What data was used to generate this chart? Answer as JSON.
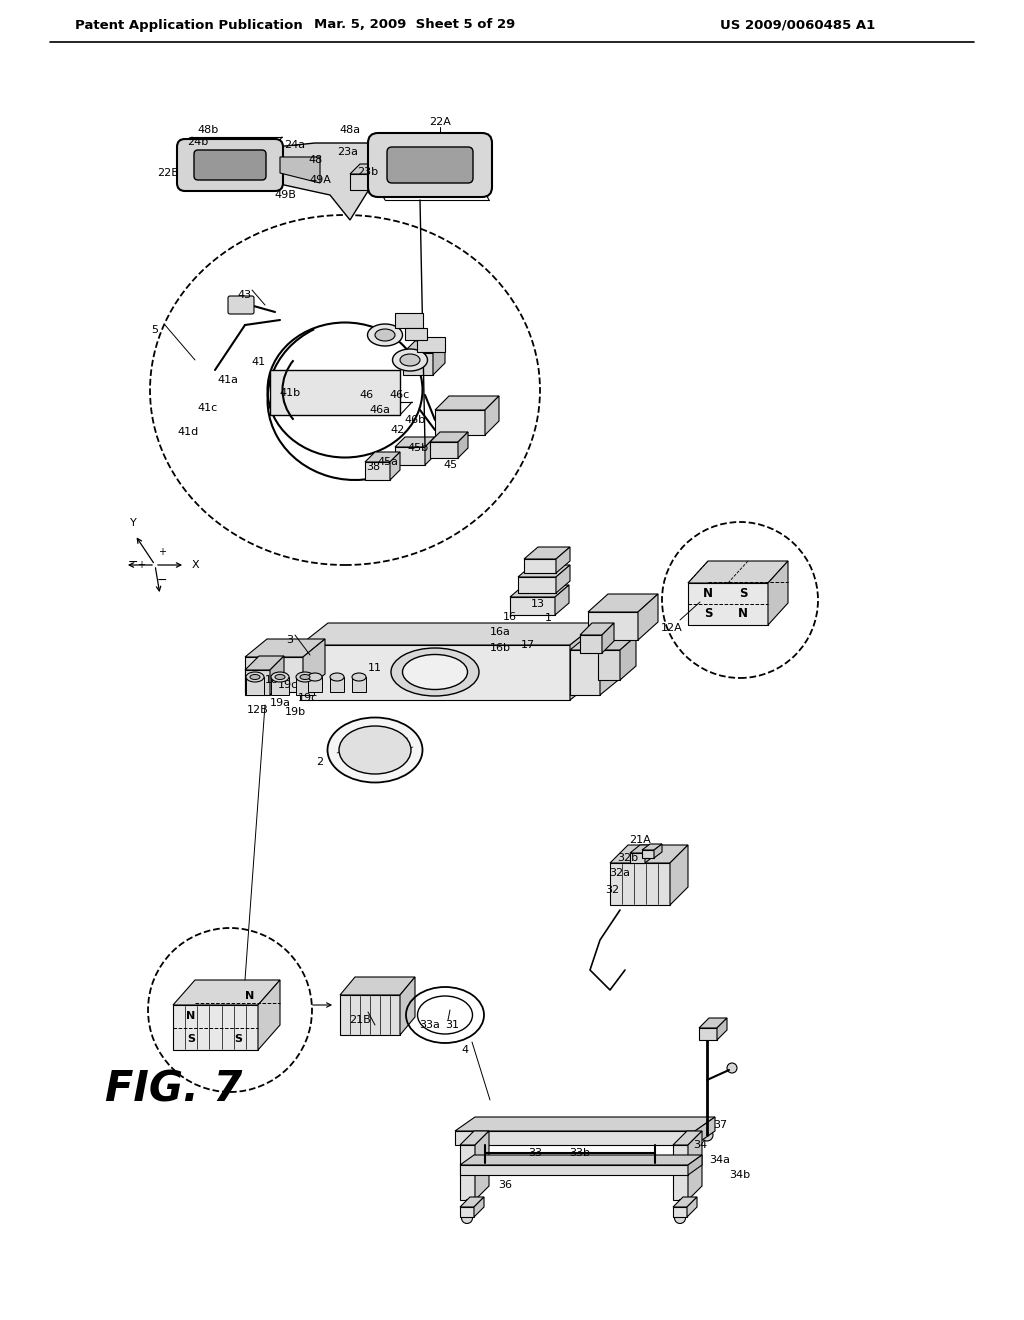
{
  "title": "FIG. 7",
  "header_left": "Patent Application Publication",
  "header_center": "Mar. 5, 2009  Sheet 5 of 29",
  "header_right": "US 2009/0060485 A1",
  "bg_color": "#ffffff",
  "line_color": "#000000",
  "header_fontsize": 9.5,
  "title_fontsize": 30,
  "label_fontsize": 8.0,
  "label_fontsize_sm": 7.5,
  "fig_width": 10.24,
  "fig_height": 13.2,
  "dpi": 100
}
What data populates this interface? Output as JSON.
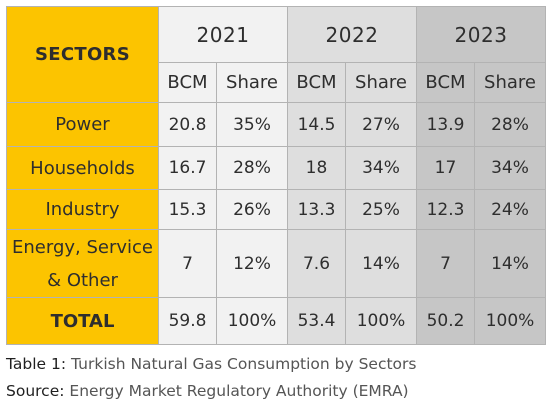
{
  "chart_data": {
    "type": "table",
    "title": "",
    "corner_header": "SECTORS",
    "years": [
      "2021",
      "2022",
      "2023"
    ],
    "subheaders": [
      "BCM",
      "Share"
    ],
    "rows": [
      {
        "label": "Power",
        "values": [
          "20.8",
          "35%",
          "14.5",
          "27%",
          "13.9",
          "28%"
        ]
      },
      {
        "label": "Households",
        "values": [
          "16.7",
          "28%",
          "18",
          "34%",
          "17",
          "34%"
        ]
      },
      {
        "label": "Industry",
        "values": [
          "15.3",
          "26%",
          "13.3",
          "25%",
          "12.3",
          "24%"
        ]
      },
      {
        "label": "Energy, Service & Other",
        "label_line1": "Energy, Service",
        "label_line2": "& Other",
        "values": [
          "7",
          "12%",
          "7.6",
          "14%",
          "7",
          "14%"
        ]
      }
    ],
    "total": {
      "label": "TOTAL",
      "values": [
        "59.8",
        "100%",
        "53.4",
        "100%",
        "50.2",
        "100%"
      ]
    }
  },
  "caption": {
    "table_prefix": "Table 1:",
    "table_text": "Turkish Natural Gas Consumption by Sectors",
    "source_prefix": "Source:",
    "source_text": "Energy Market Regulatory Authority (EMRA)"
  },
  "colors": {
    "sector_column": "#fcc400",
    "year_2021": "#f2f2f2",
    "year_2022": "#dedede",
    "year_2023": "#c6c6c6",
    "border": "#b3b3b3"
  }
}
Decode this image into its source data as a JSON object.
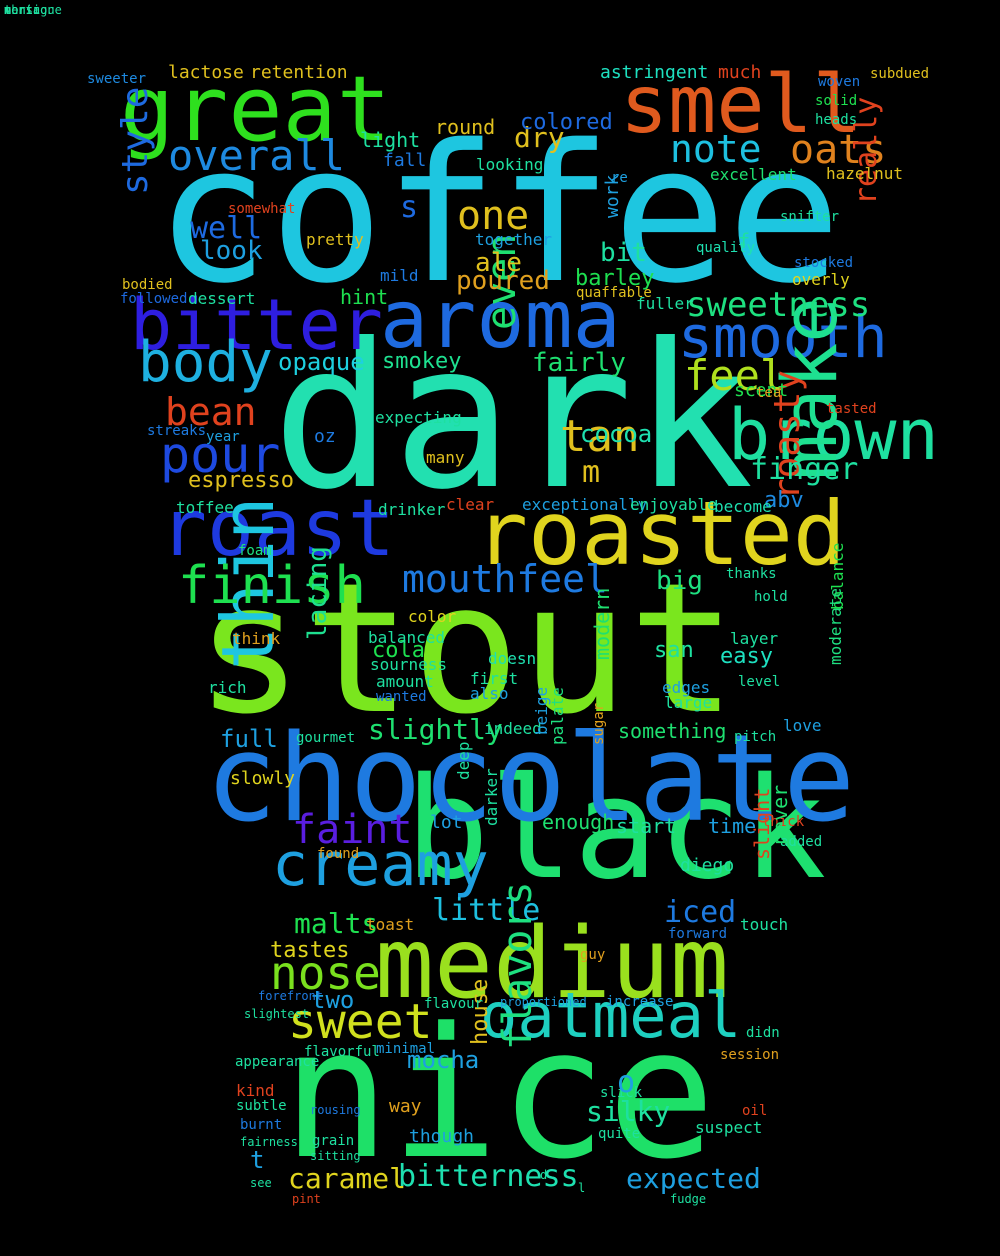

____________

Looking at the data above, show all lines where the word "JSON" occurs.

» TASK ANSWER
What data was used to generate this chart? Answer as JSON.
What data populates this interface? Output as JSON.
Decode this image into its source data as a JSON object.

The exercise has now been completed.